Stored items
(begin)

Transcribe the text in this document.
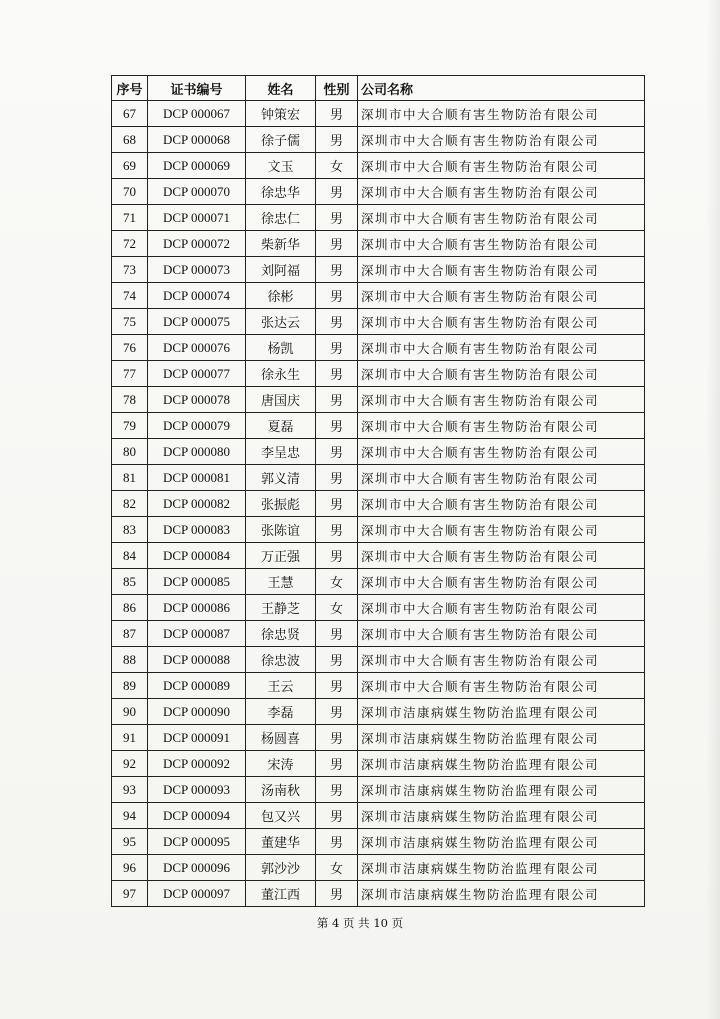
序号	证书编号	姓名	性别	公司名称
67	DCP 000067	钟策宏	男	深圳市中大合顺有害生物防治有限公司
68	DCP 000068	徐子儒	男	深圳市中大合顺有害生物防治有限公司
69	DCP 000069	文玉	女	深圳市中大合顺有害生物防治有限公司
70	DCP 000070	徐忠华	男	深圳市中大合顺有害生物防治有限公司
71	DCP 000071	徐忠仁	男	深圳市中大合顺有害生物防治有限公司
72	DCP 000072	柴新华	男	深圳市中大合顺有害生物防治有限公司
73	DCP 000073	刘阿福	男	深圳市中大合顺有害生物防治有限公司
74	DCP 000074	徐彬	男	深圳市中大合顺有害生物防治有限公司
75	DCP 000075	张达云	男	深圳市中大合顺有害生物防治有限公司
76	DCP 000076	杨凯	男	深圳市中大合顺有害生物防治有限公司
77	DCP 000077	徐永生	男	深圳市中大合顺有害生物防治有限公司
78	DCP 000078	唐国庆	男	深圳市中大合顺有害生物防治有限公司
79	DCP 000079	夏磊	男	深圳市中大合顺有害生物防治有限公司
80	DCP 000080	李呈忠	男	深圳市中大合顺有害生物防治有限公司
81	DCP 000081	郭义清	男	深圳市中大合顺有害生物防治有限公司
82	DCP 000082	张振彪	男	深圳市中大合顺有害生物防治有限公司
83	DCP 000083	张陈谊	男	深圳市中大合顺有害生物防治有限公司
84	DCP 000084	万正强	男	深圳市中大合顺有害生物防治有限公司
85	DCP 000085	王慧	女	深圳市中大合顺有害生物防治有限公司
86	DCP 000086	王静芝	女	深圳市中大合顺有害生物防治有限公司
87	DCP 000087	徐忠贤	男	深圳市中大合顺有害生物防治有限公司
88	DCP 000088	徐忠波	男	深圳市中大合顺有害生物防治有限公司
89	DCP 000089	王云	男	深圳市中大合顺有害生物防治有限公司
90	DCP 000090	李磊	男	深圳市洁康病媒生物防治监理有限公司
91	DCP 000091	杨圆喜	男	深圳市洁康病媒生物防治监理有限公司
92	DCP 000092	宋涛	男	深圳市洁康病媒生物防治监理有限公司
93	DCP 000093	汤南秋	男	深圳市洁康病媒生物防治监理有限公司
94	DCP 000094	包又兴	男	深圳市洁康病媒生物防治监理有限公司
95	DCP 000095	董建华	男	深圳市洁康病媒生物防治监理有限公司
96	DCP 000096	郭沙沙	女	深圳市洁康病媒生物防治监理有限公司
97	DCP 000097	董江西	男	深圳市洁康病媒生物防治监理有限公司
第 4 页 共 10 页
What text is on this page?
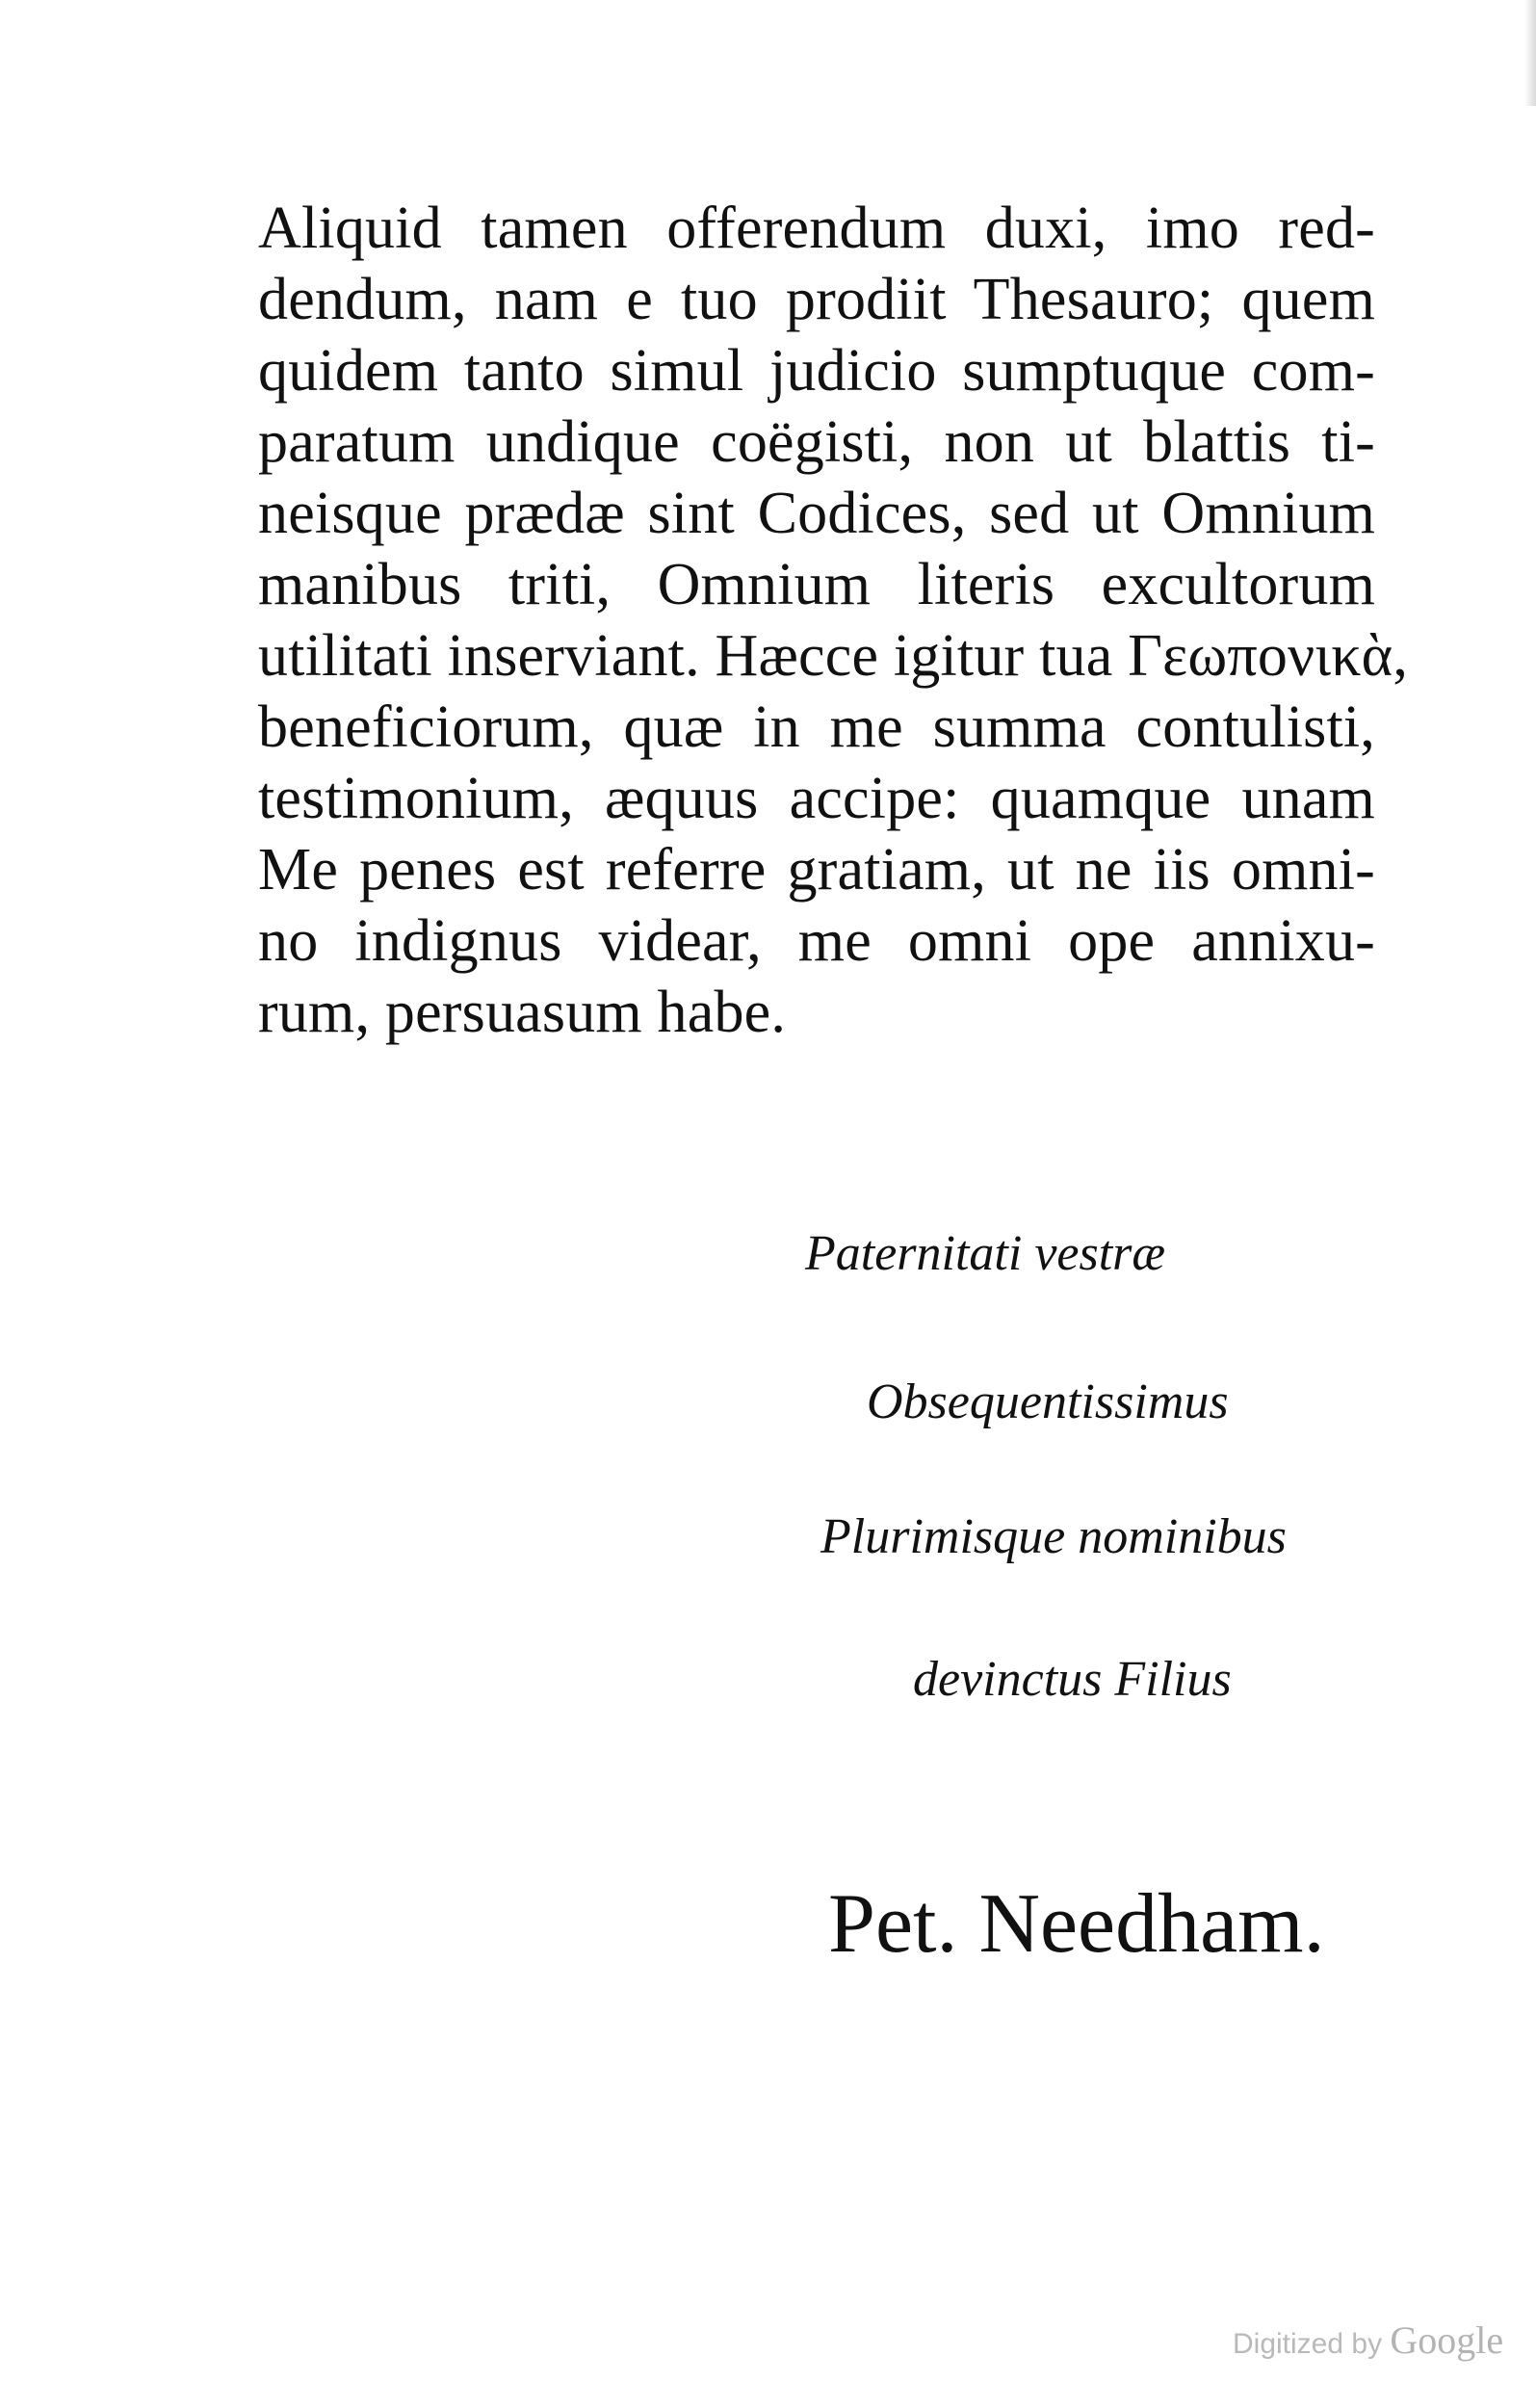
Aliquid tamen offerendum duxi, imo red-
dendum, nam e tuo prodiit Thesauro; quem
quidem tanto simul judicio sumptuque com-
paratum undique coëgisti, non ut blattis ti-
neisque prædæ sint Codices, sed ut Omnium
manibus triti, Omnium literis excultorum
utilitati inserviant. Hæcce igitur tua Γεωπονικὰ,
beneficiorum, quæ in me summa contulisti,
testimonium, æquus accipe: quamque unam
Me penes est referre gratiam, ut ne iis omni-
no indignus videar, me omni ope annixu-
rum, persuasum habe.
Paternitati vestræ
Obsequentissimus
Plurimisque nominibus
devinctus Filius
Pet. Needham.
Digitized by Google
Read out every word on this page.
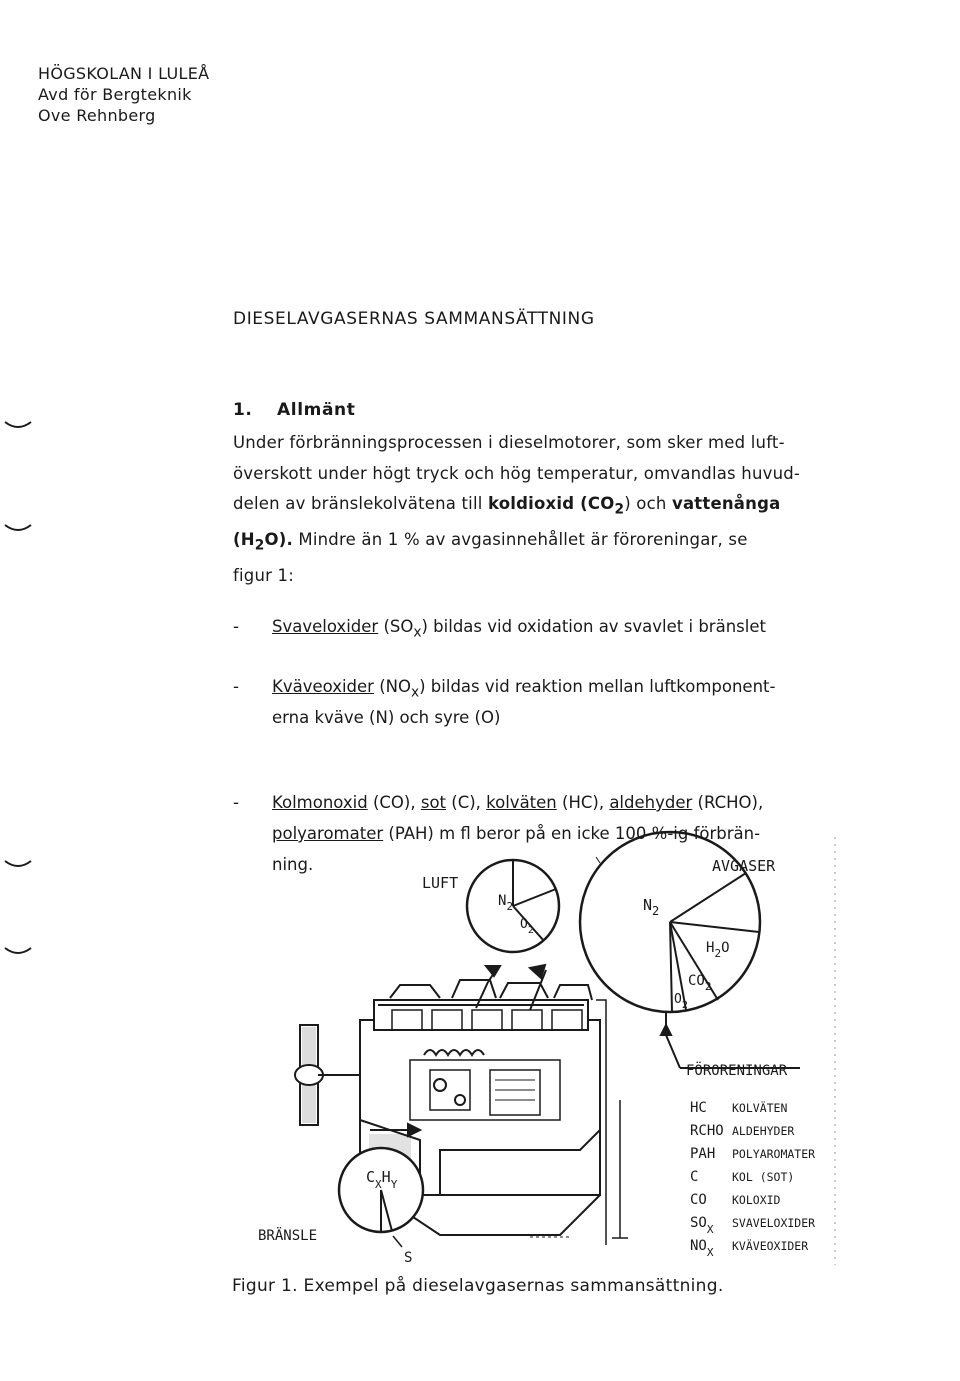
HÖGSKOLAN I LULEÅ
Avd för Bergteknik
Ove Rehnberg
DIESELAVGASERNAS SAMMANSÄTTNING
1. Allmänt
Under förbränningsprocessen i dieselmotorer, som sker med luft-
överskott under högt tryck och hög temperatur, omvandlas huvud-
delen av bränslekolvätena till koldioxid $(CO_2)$ och vattenånga
$(H_2O)$. Mindre än 1 % av avgasinnehållet är föroreningar, se
figur 1:
- Svaveloxider $(SO_x)$ bildas vid oxidation av svavlet i bränslet
- Kväveoxider $(NO_x)$ bildas vid reaktion mellan luftkomponent-
erna kväve (N) och syre (O)
- Kolmonoxid (CO), sot (C), kolväten (HC), aldehyder (RCHO),
polyaromater (PAH) m fl beror på en icke 100 %-ig förbrän-
ning.
LUFT
$N_2$
$O_2$
$N_2$
$H_2O$
$CO_2$
$O_2$
AVGASER
$C_XH_Y$
S
BRÄNSLE
FÖRORENINGAR
HC KOLVÄTEN
RCHO ALDEHYDER
PAH POLYAROMATER
C	KOL (SOT)
CO KOLOXID
$SO_X$ SVAVELOXIDER
$NO_X$ KVÄVEOXIDER
Figur 1. Exempel på dieselavgasernas sammansättning.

(end)

Repeat only the lines from the one with "Read out every word on this page." through the end of the data, both included and exactly as written. Pictures stay out of the copy.

## Solution to the problem
Read out every word on this page.
HÖGSKOLAN I LULEÅ
Avd för Bergteknik
Ove Rehnberg
DIESELAVGASERNAS SAMMANSÄTTNING
1. Allmänt
Under förbränningsprocessen i dieselmotorer, som sker med luft-
överskott under högt tryck och hög temperatur, omvandlas huvud-
delen av bränslekolvätena till koldioxid $(CO_2)$ och vattenånga
$(H_2O)$. Mindre än 1 % av avgasinnehållet är föroreningar, se
figur 1:
- Svaveloxider $(SO_x)$ bildas vid oxidation av svavlet i bränslet
- Kväveoxider $(NO_x)$ bildas vid reaktion mellan luftkomponent-
erna kväve (N) och syre (O)
- Kolmonoxid (CO), sot (C), kolväten (HC), aldehyder (RCHO),
polyaromater (PAH) m fl beror på en icke 100 %-ig förbrän-
ning.
LUFT
$N_2$
$O_2$
$N_2$
$H_2O$
$CO_2$
$O_2$
AVGASER
$C_XH_Y$
S
BRÄNSLE
FÖRORENINGAR
HC KOLVÄTEN
RCHO ALDEHYDER
PAH POLYAROMATER
C	KOL (SOT)
CO KOLOXID
$SO_X$ SVAVELOXIDER
$NO_X$ KVÄVEOXIDER
Figur 1. Exempel på dieselavgasernas sammansättning.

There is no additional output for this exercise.